Brief → Find each line containing the string "数据统计". Copy it.
━━━━━━━━━━━━━━━━
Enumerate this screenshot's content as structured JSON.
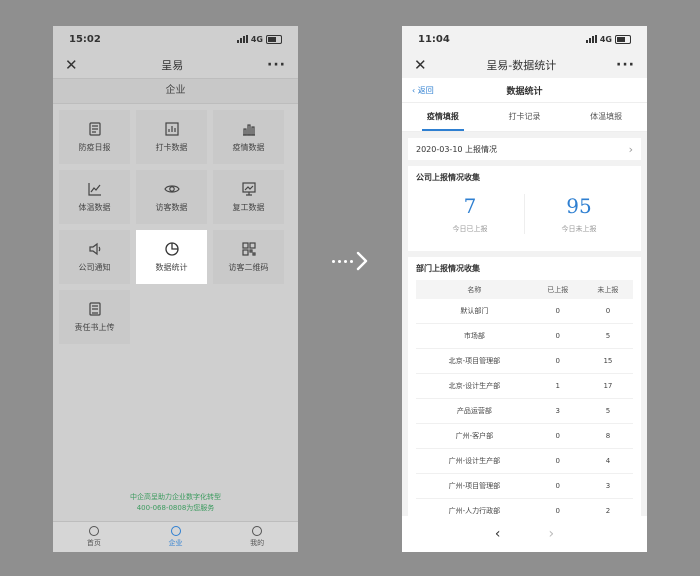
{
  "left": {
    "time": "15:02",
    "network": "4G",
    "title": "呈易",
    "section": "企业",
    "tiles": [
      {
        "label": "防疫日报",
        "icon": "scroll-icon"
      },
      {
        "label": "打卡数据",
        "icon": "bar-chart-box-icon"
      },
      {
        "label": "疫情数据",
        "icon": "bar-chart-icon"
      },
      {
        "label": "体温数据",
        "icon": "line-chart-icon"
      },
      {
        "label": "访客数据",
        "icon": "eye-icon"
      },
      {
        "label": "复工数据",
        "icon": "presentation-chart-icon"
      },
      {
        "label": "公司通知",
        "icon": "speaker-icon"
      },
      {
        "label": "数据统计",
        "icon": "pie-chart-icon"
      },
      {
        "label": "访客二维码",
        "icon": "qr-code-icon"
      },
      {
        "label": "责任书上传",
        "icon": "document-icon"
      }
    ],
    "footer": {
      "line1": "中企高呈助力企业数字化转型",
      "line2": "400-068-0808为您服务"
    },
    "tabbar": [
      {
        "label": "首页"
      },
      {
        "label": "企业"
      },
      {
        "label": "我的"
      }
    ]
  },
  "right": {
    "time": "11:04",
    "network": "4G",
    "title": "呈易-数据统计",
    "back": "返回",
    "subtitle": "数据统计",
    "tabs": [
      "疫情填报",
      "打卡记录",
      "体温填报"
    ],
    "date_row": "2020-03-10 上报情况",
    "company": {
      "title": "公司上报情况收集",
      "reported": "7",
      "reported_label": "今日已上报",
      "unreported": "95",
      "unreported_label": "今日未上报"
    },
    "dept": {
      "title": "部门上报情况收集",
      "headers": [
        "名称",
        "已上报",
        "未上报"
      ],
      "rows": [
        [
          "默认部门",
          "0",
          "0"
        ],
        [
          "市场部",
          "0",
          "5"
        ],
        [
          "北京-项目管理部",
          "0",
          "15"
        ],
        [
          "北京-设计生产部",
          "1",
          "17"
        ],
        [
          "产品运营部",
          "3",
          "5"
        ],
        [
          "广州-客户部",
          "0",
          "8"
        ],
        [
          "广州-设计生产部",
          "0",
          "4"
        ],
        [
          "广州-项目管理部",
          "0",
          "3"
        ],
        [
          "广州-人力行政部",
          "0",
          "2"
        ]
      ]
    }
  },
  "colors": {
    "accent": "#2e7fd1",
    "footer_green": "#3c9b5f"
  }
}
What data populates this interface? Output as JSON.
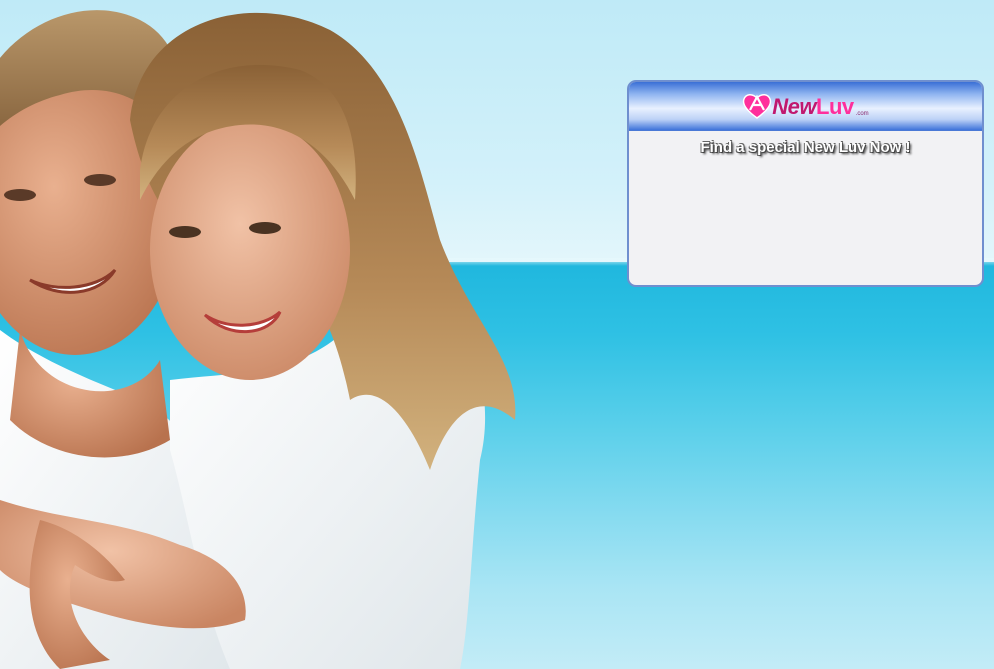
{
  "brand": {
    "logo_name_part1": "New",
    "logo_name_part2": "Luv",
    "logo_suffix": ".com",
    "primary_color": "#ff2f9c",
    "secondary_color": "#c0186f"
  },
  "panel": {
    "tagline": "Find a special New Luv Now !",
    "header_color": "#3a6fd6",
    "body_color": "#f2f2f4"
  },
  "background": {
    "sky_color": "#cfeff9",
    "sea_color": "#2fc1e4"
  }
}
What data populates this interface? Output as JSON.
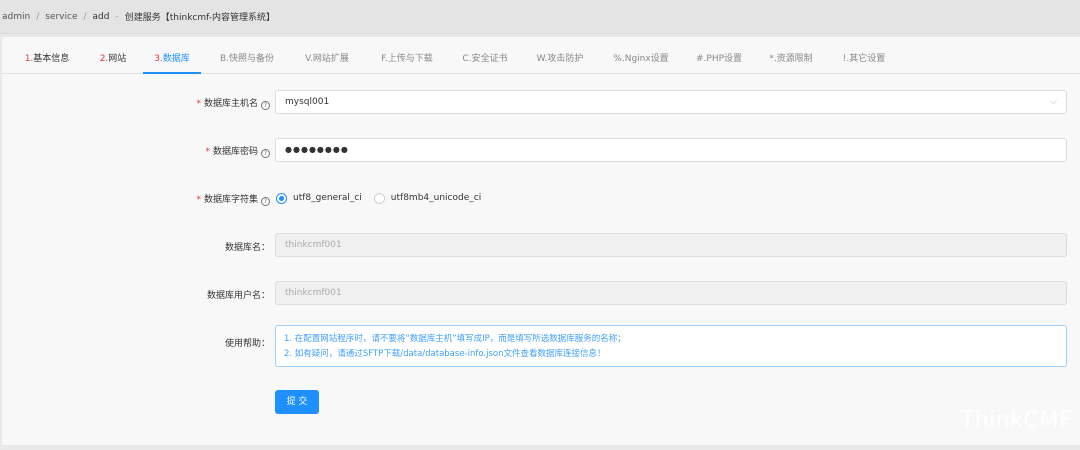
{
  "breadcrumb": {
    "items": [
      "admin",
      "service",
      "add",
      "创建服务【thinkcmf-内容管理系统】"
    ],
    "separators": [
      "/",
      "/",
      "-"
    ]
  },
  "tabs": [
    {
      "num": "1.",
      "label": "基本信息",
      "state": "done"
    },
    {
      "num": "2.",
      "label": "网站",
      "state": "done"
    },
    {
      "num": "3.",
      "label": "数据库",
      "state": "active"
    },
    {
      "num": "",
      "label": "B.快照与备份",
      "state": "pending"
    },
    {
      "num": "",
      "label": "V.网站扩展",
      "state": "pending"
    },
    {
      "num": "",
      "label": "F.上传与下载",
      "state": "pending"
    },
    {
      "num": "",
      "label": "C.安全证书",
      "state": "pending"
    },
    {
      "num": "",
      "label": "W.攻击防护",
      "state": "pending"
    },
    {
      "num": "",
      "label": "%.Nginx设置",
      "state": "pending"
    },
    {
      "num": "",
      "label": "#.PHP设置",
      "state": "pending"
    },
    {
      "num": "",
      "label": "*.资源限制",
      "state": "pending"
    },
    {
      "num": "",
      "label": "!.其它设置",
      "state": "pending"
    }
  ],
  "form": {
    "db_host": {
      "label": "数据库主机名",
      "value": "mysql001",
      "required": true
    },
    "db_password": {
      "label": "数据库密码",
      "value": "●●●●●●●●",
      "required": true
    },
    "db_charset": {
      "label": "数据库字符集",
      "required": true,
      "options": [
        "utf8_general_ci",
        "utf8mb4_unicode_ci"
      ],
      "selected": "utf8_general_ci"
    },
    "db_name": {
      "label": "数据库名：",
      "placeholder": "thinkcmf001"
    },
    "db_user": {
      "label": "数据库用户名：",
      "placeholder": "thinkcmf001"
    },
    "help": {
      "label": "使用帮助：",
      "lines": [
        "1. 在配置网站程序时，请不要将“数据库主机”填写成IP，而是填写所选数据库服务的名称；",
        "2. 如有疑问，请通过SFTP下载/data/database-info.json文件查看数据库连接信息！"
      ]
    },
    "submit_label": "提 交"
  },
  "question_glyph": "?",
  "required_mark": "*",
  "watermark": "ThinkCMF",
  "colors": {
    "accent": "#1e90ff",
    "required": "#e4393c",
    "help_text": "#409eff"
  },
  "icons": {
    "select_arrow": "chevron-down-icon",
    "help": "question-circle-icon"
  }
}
━━━━━━━━━━━━━━━━
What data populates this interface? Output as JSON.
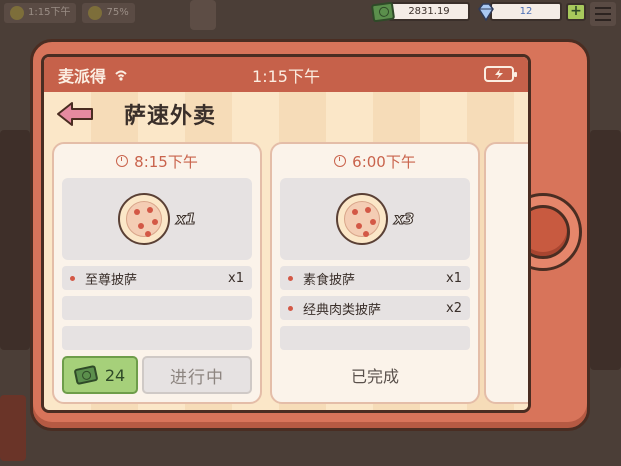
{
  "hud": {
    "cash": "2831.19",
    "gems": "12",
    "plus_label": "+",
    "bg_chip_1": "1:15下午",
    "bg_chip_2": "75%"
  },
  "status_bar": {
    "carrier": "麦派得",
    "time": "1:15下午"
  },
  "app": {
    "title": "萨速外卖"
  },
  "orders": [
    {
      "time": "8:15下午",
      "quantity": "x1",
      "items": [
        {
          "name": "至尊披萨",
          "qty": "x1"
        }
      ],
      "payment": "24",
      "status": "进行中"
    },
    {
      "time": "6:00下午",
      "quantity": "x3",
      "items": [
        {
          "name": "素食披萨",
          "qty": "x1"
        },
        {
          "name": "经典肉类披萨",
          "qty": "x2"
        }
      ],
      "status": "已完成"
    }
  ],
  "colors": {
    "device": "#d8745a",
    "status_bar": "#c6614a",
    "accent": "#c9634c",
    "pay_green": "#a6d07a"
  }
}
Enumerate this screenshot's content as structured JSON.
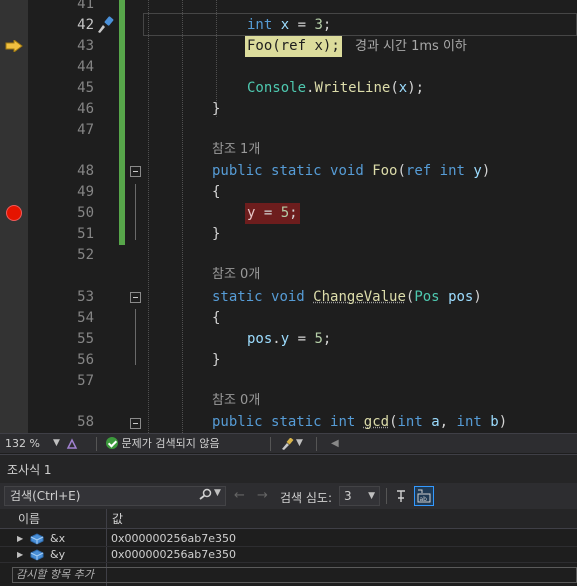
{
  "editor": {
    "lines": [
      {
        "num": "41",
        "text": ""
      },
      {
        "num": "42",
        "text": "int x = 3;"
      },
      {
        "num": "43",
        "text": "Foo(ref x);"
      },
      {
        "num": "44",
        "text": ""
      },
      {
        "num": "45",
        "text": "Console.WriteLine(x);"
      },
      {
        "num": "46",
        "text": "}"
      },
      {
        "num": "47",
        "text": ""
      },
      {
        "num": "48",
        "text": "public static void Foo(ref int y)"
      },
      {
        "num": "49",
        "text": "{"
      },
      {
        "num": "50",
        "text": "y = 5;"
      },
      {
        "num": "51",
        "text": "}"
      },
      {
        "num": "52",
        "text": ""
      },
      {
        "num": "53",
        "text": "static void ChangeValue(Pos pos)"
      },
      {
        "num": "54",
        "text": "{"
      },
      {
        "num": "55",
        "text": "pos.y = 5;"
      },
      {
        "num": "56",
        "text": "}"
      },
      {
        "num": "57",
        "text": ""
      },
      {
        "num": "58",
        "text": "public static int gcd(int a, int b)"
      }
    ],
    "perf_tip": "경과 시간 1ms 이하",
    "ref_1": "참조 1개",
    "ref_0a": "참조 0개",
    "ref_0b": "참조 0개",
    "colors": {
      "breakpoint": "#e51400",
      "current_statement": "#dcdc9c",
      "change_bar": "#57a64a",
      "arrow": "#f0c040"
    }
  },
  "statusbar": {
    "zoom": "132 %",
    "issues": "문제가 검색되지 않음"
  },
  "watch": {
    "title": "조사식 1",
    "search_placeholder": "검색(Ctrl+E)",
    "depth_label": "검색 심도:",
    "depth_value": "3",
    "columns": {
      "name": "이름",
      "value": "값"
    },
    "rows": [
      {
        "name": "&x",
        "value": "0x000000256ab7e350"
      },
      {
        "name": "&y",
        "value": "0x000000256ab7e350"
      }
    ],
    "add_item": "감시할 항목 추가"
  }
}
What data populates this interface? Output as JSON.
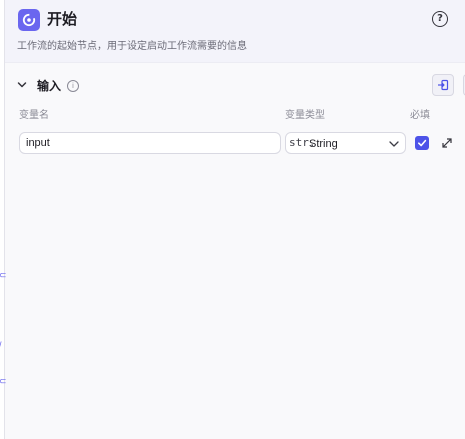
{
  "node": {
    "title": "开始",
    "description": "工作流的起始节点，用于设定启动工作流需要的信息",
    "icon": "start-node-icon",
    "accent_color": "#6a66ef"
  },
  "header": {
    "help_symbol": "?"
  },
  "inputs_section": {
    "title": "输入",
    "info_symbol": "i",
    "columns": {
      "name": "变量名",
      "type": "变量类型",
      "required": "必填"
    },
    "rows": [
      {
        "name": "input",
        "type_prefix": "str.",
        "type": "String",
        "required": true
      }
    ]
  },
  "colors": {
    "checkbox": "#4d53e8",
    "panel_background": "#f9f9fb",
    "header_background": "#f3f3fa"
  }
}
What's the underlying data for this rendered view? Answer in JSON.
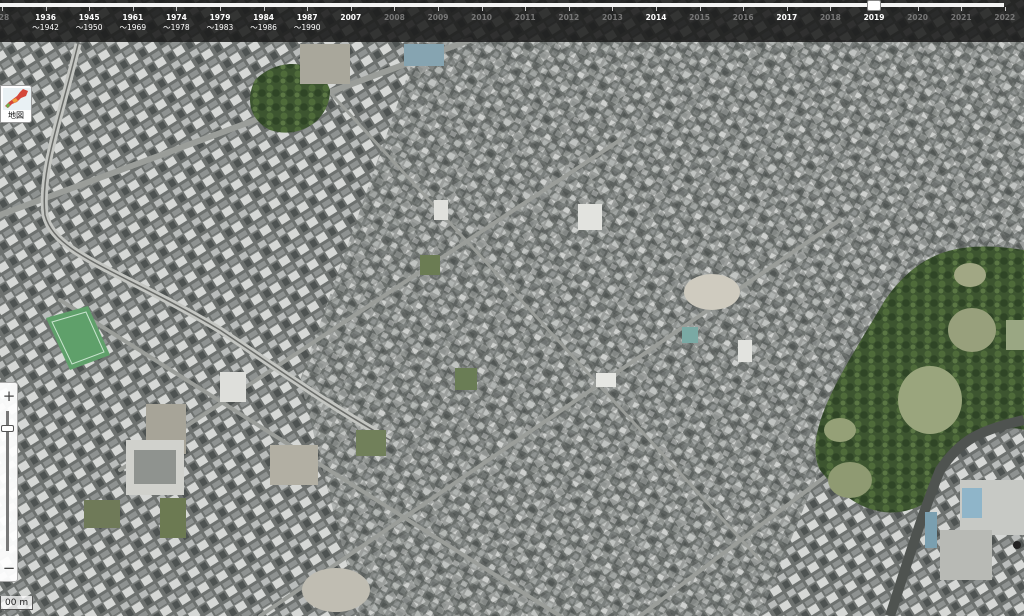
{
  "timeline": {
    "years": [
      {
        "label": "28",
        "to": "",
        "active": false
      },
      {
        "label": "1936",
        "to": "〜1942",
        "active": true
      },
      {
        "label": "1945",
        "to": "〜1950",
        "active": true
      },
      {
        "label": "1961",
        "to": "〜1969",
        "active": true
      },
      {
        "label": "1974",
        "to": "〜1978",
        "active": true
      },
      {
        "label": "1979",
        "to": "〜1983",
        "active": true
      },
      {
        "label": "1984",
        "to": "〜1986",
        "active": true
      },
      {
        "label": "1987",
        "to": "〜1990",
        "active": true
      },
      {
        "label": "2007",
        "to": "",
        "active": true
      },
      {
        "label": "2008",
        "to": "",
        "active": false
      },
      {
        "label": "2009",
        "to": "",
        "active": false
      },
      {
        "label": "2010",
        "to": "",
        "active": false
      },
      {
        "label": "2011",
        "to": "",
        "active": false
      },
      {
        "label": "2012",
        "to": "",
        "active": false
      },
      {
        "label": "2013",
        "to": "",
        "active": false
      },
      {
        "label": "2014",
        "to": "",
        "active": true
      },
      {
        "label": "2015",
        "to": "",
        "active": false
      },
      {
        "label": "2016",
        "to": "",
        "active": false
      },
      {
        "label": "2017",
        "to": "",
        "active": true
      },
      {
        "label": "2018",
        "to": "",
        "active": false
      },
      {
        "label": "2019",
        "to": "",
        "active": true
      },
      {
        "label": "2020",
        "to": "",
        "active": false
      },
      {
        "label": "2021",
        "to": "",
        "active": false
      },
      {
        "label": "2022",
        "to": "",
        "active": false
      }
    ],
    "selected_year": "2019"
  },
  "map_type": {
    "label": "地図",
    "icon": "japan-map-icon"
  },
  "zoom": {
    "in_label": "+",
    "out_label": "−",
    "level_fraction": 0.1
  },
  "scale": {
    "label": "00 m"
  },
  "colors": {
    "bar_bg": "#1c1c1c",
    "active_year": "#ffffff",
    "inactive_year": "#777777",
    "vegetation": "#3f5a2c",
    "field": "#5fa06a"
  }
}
━━━━━━━━━━━━━━━━
Reply →
        "label": "数据统计",
    "title": "呈易-数据统计",
    "subtitle": "数据统计",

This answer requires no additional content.